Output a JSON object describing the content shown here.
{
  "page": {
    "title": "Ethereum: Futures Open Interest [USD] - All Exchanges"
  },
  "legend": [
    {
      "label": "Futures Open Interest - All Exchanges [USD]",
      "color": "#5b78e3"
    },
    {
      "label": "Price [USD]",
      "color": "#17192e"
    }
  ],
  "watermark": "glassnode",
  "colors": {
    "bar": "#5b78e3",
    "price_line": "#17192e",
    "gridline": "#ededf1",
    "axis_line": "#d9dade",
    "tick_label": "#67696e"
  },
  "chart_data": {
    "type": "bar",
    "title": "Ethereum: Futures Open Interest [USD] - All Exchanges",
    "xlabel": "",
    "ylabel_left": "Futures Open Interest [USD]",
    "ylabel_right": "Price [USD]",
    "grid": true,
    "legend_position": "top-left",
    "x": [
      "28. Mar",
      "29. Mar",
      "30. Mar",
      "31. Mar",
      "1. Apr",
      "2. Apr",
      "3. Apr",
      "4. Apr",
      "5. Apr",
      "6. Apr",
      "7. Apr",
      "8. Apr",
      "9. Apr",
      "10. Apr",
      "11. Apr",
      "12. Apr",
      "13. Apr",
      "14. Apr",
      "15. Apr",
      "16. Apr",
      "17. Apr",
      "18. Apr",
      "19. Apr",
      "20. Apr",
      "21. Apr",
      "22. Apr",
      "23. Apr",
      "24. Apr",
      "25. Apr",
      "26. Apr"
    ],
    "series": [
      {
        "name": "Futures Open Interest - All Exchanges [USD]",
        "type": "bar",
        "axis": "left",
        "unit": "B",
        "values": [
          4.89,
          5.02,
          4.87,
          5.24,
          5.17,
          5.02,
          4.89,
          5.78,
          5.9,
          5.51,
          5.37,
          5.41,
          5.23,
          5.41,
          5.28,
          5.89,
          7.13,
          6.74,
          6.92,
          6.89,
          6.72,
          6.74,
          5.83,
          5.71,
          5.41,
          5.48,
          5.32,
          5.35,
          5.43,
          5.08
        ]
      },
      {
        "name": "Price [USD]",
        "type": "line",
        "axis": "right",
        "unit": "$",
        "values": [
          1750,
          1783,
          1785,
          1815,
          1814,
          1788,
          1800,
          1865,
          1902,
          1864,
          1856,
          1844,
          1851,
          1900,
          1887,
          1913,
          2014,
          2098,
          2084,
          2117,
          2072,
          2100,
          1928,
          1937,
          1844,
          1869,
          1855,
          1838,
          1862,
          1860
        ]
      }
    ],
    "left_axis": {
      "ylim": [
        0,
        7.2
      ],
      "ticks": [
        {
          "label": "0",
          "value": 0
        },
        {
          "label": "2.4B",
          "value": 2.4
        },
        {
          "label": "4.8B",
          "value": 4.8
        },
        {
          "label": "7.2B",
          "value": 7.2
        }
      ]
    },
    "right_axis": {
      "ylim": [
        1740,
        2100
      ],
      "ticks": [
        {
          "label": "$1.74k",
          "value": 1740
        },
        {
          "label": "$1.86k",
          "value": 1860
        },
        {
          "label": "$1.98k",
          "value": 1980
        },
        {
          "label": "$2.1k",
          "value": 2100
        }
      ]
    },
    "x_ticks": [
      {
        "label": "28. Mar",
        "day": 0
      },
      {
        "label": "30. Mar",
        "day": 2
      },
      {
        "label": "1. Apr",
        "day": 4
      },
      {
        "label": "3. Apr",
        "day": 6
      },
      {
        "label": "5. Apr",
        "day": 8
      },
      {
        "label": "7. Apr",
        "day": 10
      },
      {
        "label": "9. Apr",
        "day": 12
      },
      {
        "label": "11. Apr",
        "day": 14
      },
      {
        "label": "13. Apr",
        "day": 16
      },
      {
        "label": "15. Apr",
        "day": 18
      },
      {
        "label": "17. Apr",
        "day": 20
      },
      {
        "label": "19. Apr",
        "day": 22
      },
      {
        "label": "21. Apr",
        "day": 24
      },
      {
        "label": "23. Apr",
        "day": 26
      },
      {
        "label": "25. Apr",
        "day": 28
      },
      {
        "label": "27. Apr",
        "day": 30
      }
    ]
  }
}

========================

» Given request
Pick out lines containing the word "Interest", each one as written.

» Answer for this exercise
    "title": "Ethereum: Futures Open Interest [USD] - All Exchanges"
      "label": "Futures Open Interest - All Exchanges [USD]",
    "title": "Ethereum: Futures Open Interest [USD] - All Exchanges",
    "ylabel_left": "Futures Open Interest [USD]",
        "name": "Futures Open Interest - All Exchanges [USD]",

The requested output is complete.